§ **THE REQUEST**
Reproduce every entry in the listing without alteration.

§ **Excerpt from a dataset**
========================================

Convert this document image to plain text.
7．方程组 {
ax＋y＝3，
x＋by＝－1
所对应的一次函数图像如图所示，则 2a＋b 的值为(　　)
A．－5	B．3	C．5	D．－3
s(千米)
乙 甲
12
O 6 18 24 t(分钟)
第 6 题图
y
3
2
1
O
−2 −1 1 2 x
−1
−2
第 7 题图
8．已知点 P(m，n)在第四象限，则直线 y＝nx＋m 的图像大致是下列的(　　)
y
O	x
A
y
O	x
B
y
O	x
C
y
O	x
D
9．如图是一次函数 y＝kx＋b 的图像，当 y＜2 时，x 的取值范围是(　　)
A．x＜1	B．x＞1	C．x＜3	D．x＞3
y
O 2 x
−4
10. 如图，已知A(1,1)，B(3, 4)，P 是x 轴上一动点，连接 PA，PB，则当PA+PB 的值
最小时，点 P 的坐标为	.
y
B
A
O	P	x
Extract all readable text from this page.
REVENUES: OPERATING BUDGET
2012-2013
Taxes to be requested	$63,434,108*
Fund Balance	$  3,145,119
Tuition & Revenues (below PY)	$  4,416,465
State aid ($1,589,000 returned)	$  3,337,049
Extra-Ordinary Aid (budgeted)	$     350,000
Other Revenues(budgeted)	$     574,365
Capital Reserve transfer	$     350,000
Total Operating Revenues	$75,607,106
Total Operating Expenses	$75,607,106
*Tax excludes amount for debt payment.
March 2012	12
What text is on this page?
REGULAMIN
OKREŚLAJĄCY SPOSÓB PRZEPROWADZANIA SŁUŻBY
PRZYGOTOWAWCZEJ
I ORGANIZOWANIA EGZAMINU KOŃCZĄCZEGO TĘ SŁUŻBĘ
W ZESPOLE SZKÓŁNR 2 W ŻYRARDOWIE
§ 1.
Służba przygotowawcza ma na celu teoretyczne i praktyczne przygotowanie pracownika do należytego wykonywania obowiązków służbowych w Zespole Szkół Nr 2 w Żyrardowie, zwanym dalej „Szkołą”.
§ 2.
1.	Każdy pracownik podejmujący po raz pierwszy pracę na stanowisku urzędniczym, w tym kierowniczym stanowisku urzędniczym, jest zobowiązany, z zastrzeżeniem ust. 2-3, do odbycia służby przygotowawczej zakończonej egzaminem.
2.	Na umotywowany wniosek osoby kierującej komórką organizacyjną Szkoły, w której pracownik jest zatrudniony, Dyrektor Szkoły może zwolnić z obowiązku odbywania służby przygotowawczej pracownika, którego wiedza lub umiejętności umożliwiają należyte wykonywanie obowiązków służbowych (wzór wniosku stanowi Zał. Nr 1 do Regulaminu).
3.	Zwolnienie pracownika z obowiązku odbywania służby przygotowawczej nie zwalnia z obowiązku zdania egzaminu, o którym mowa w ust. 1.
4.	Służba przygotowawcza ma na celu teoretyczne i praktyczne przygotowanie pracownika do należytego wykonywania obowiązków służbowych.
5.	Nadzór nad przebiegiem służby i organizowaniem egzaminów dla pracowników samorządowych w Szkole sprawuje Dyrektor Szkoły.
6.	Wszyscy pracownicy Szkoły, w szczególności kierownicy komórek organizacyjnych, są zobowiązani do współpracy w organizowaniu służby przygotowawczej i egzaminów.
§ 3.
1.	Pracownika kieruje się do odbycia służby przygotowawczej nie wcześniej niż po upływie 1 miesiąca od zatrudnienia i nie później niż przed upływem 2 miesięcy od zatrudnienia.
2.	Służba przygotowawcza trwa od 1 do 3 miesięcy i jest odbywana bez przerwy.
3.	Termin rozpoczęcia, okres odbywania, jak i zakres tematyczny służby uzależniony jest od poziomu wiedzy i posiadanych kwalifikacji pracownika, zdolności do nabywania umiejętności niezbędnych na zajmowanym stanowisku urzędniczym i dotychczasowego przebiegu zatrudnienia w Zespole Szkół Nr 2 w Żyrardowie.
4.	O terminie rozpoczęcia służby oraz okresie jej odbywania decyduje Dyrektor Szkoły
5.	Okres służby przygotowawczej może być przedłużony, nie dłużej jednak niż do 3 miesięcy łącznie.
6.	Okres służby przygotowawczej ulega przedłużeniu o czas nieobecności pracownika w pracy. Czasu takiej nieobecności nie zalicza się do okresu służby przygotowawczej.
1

========================================

§ **WRITTEN REPLY**
Convert this document image to plain text.
7．方程组 {
ax＋y＝3，
x＋by＝－1
所对应的一次函数图像如图所示，则 2a＋b 的值为(　　)
A．－5	B．3	C．5	D．－3
s(千米)
乙 甲
12
O 6 18 24 t(分钟)
第 6 题图
y
3
2
1
O
−2 −1 1 2 x
−1
−2
第 7 题图
8．已知点 P(m，n)在第四象限，则直线 y＝nx＋m 的图像大致是下列的(　　)
y
O	x
A
y
O	x
B
y
O	x
C
y
O	x
D
9．如图是一次函数 y＝kx＋b 的图像，当 y＜2 时，x 的取值范围是(　　)
A．x＜1	B．x＞1	C．x＜3	D．x＞3
y
O 2 x
−4
10. 如图，已知A(1,1)，B(3, 4)，P 是x 轴上一动点，连接 PA，PB，则当PA+PB 的值
最小时，点 P 的坐标为	.
y
B
A
O	P	x
Extract all readable text from this page.
REVENUES: OPERATING BUDGET
2012-2013
Taxes to be requested	$63,434,108*
Fund Balance	$  3,145,119
Tuition & Revenues (below PY)	$  4,416,465
State aid ($1,589,000 returned)	$  3,337,049
Extra-Ordinary Aid (budgeted)	$     350,000
Other Revenues(budgeted)	$     574,365
Capital Reserve transfer	$     350,000
Total Operating Revenues	$75,607,106
Total Operating Expenses	$75,607,106
*Tax excludes amount for debt payment.
March 2012	12
What text is on this page?
REGULAMIN
OKREŚLAJĄCY SPOSÓB PRZEPROWADZANIA SŁUŻBY
PRZYGOTOWAWCZEJ
I ORGANIZOWANIA EGZAMINU KOŃCZĄCZEGO TĘ SŁUŻBĘ
W ZESPOLE SZKÓŁNR 2 W ŻYRARDOWIE
§ 1.
Służba przygotowawcza ma na celu teoretyczne i praktyczne przygotowanie pracownika do należytego wykonywania obowiązków służbowych w Zespole Szkół Nr 2 w Żyrardowie, zwanym dalej „Szkołą”.
§ 2.
1.	Każdy pracownik podejmujący po raz pierwszy pracę na stanowisku urzędniczym, w tym kierowniczym stanowisku urzędniczym, jest zobowiązany, z zastrzeżeniem ust. 2-3, do odbycia służby przygotowawczej zakończonej egzaminem.
2.	Na umotywowany wniosek osoby kierującej komórką organizacyjną Szkoły, w której pracownik jest zatrudniony, Dyrektor Szkoły może zwolnić z obowiązku odbywania służby przygotowawczej pracownika, którego wiedza lub umiejętności umożliwiają należyte wykonywanie obowiązków służbowych (wzór wniosku stanowi Zał. Nr 1 do Regulaminu).
3.	Zwolnienie pracownika z obowiązku odbywania służby przygotowawczej nie zwalnia z obowiązku zdania egzaminu, o którym mowa w ust. 1.
4.	Służba przygotowawcza ma na celu teoretyczne i praktyczne przygotowanie pracownika do należytego wykonywania obowiązków służbowych.
5.	Nadzór nad przebiegiem służby i organizowaniem egzaminów dla pracowników samorządowych w Szkole sprawuje Dyrektor Szkoły.
6.	Wszyscy pracownicy Szkoły, w szczególności kierownicy komórek organizacyjnych, są zobowiązani do współpracy w organizowaniu służby przygotowawczej i egzaminów.
§ 3.
1.	Pracownika kieruje się do odbycia służby przygotowawczej nie wcześniej niż po upływie 1 miesiąca od zatrudnienia i nie później niż przed upływem 2 miesięcy od zatrudnienia.
2.	Służba przygotowawcza trwa od 1 do 3 miesięcy i jest odbywana bez przerwy.
3.	Termin rozpoczęcia, okres odbywania, jak i zakres tematyczny służby uzależniony jest od poziomu wiedzy i posiadanych kwalifikacji pracownika, zdolności do nabywania umiejętności niezbędnych na zajmowanym stanowisku urzędniczym i dotychczasowego przebiegu zatrudnienia w Zespole Szkół Nr 2 w Żyrardowie.
4.	O terminie rozpoczęcia służby oraz okresie jej odbywania decyduje Dyrektor Szkoły
5.	Okres służby przygotowawczej może być przedłużony, nie dłużej jednak niż do 3 miesięcy łącznie.
6.	Okres służby przygotowawczej ulega przedłużeniu o czas nieobecności pracownika w pracy. Czasu takiej nieobecności nie zalicza się do okresu służby przygotowawczej.
1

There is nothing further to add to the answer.